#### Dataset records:
▶
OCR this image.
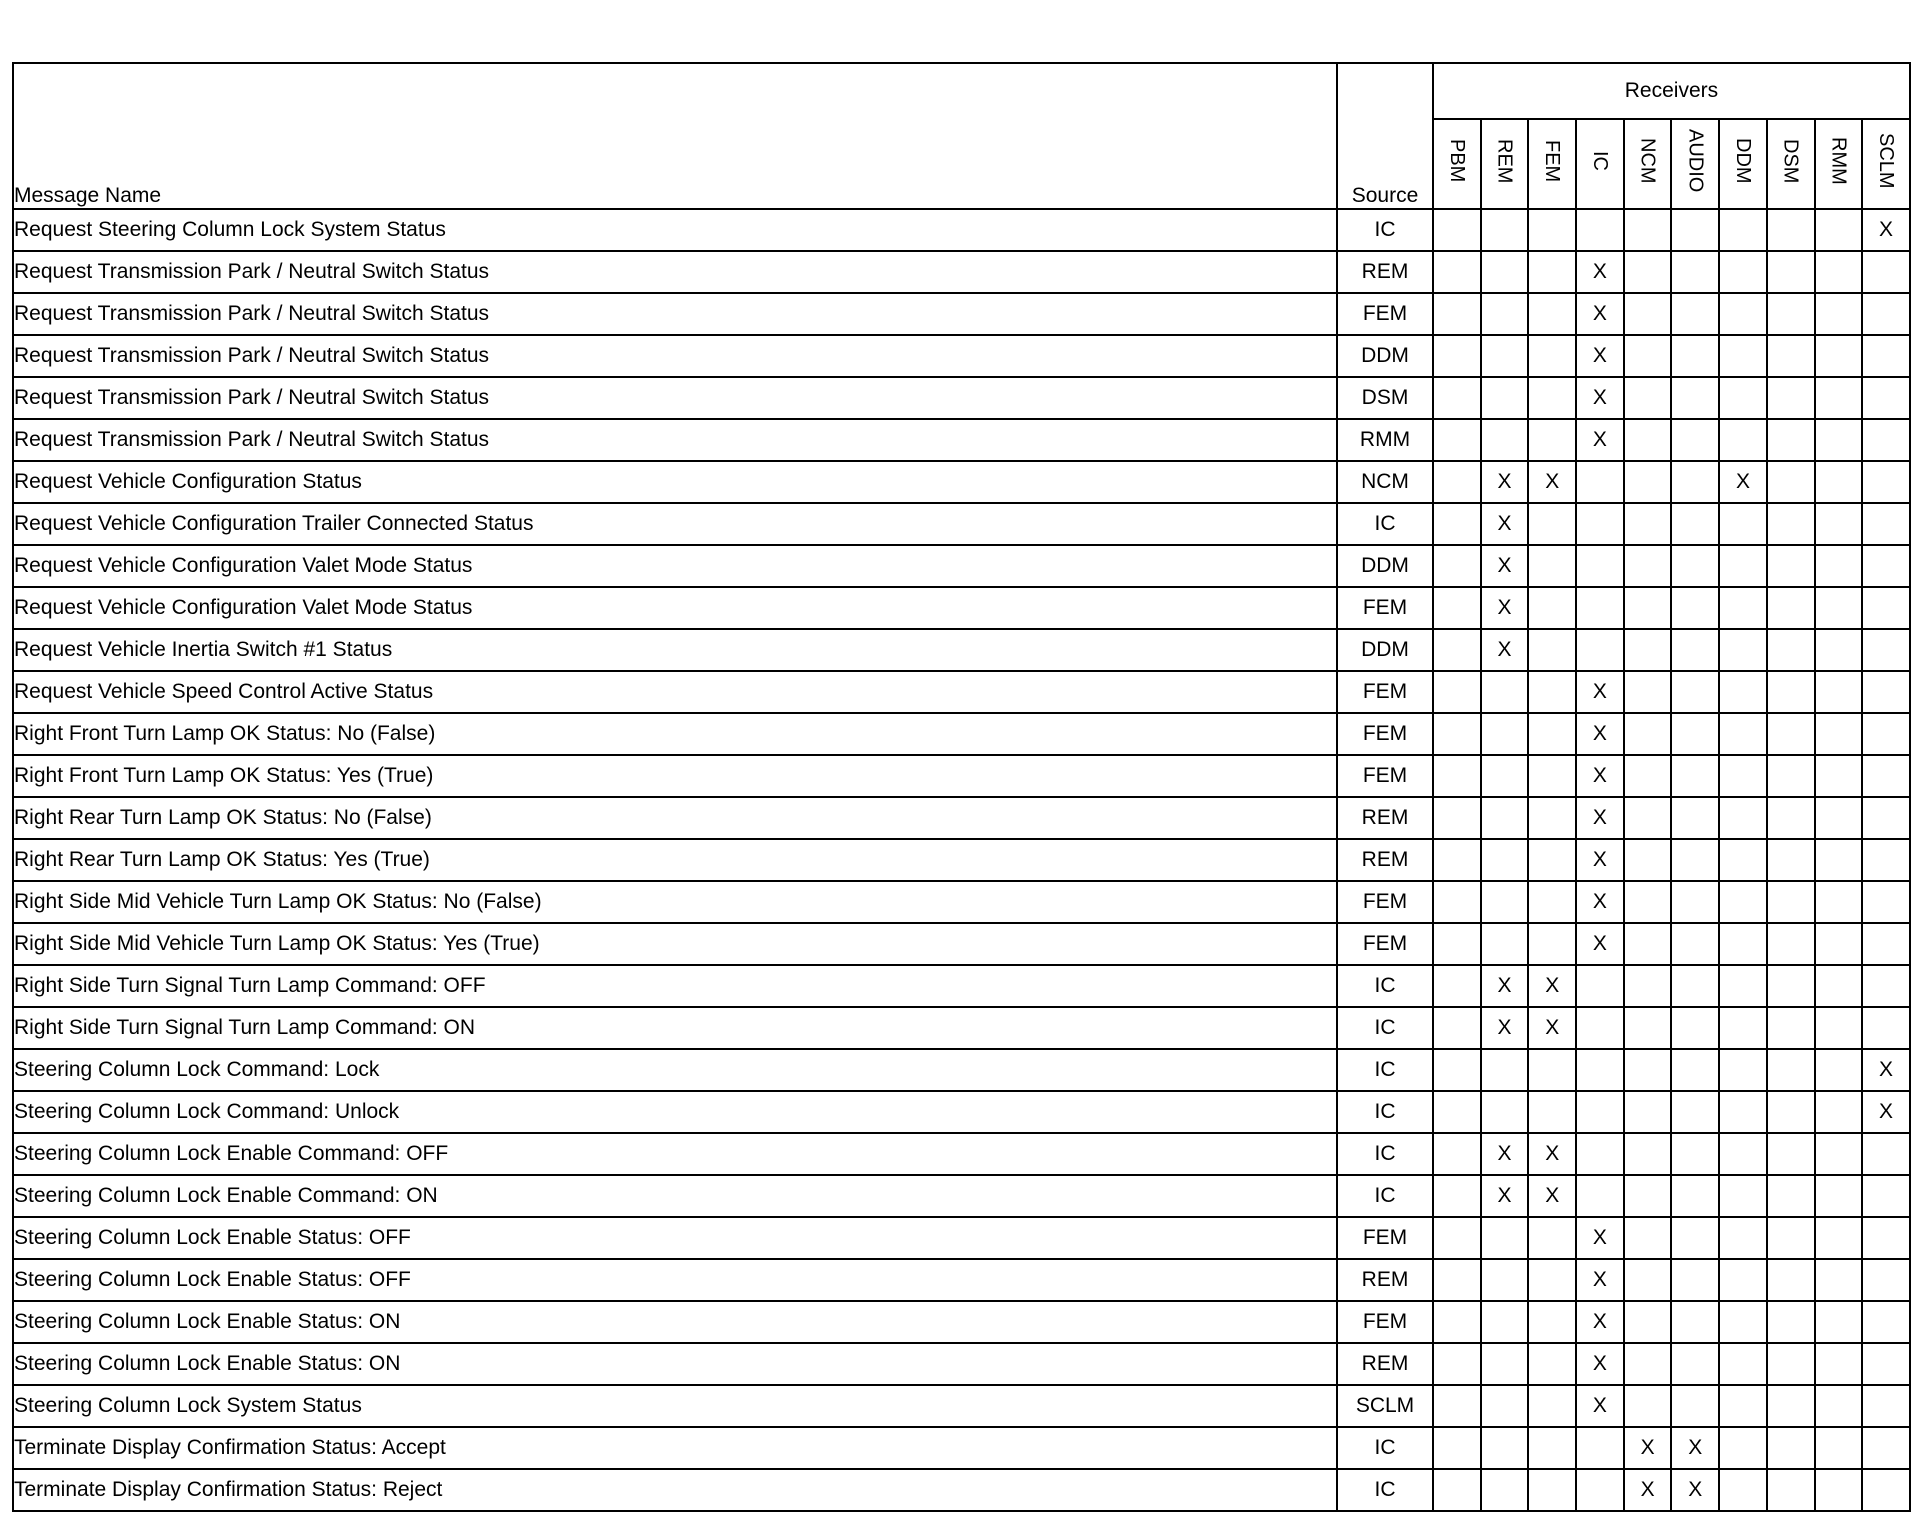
Message Name	Source	Receivers									
		PBM	REM	FEM	IC	NCM	AUDIO	DDM	DSM	RMM	SCLM
Request Steering Column Lock System Status	IC										X
Request Transmission Park / Neutral Switch Status	REM				X						
Request Transmission Park / Neutral Switch Status	FEM				X						
Request Transmission Park / Neutral Switch Status	DDM				X						
Request Transmission Park / Neutral Switch Status	DSM				X						
Request Transmission Park / Neutral Switch Status	RMM				X						
Request Vehicle Configuration Status	NCM		X	X				X			
Request Vehicle Configuration Trailer Connected Status	IC		X								
Request Vehicle Configuration Valet Mode Status	DDM		X								
Request Vehicle Configuration Valet Mode Status	FEM		X								
Request Vehicle Inertia Switch #1 Status	DDM		X								
Request Vehicle Speed Control Active Status	FEM				X						
Right Front Turn Lamp OK Status: No (False)	FEM				X						
Right Front Turn Lamp OK Status: Yes (True)	FEM				X						
Right Rear Turn Lamp OK Status: No (False)	REM				X						
Right Rear Turn Lamp OK Status: Yes (True)	REM				X						
Right Side Mid Vehicle Turn Lamp OK Status: No (False)	FEM				X						
Right Side Mid Vehicle Turn Lamp OK Status: Yes (True)	FEM				X						
Right Side Turn Signal Turn Lamp Command: OFF	IC		X	X							
Right Side Turn Signal Turn Lamp Command: ON	IC		X	X							
Steering Column Lock Command: Lock	IC										X
Steering Column Lock Command: Unlock	IC										X
Steering Column Lock Enable Command: OFF	IC		X	X							
Steering Column Lock Enable Command: ON	IC		X	X							
Steering Column Lock Enable Status: OFF	FEM				X						
Steering Column Lock Enable Status: OFF	REM				X						
Steering Column Lock Enable Status: ON	FEM				X						
Steering Column Lock Enable Status: ON	REM				X						
Steering Column Lock System Status	SCLM				X						
Terminate Display Confirmation Status: Accept	IC					X	X				
Terminate Display Confirmation Status: Reject	IC					X	X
◀
#### Your task:
Filter the data, keeping only the lines that contain "Enable".

#### Correct answer:
Steering Column Lock Enable Command: OFF	IC		X	X							
Steering Column Lock Enable Command: ON	IC		X	X							
Steering Column Lock Enable Status: OFF	FEM				X						
Steering Column Lock Enable Status: OFF	REM				X						
Steering Column Lock Enable Status: ON	FEM				X						
Steering Column Lock Enable Status: ON	REM				X						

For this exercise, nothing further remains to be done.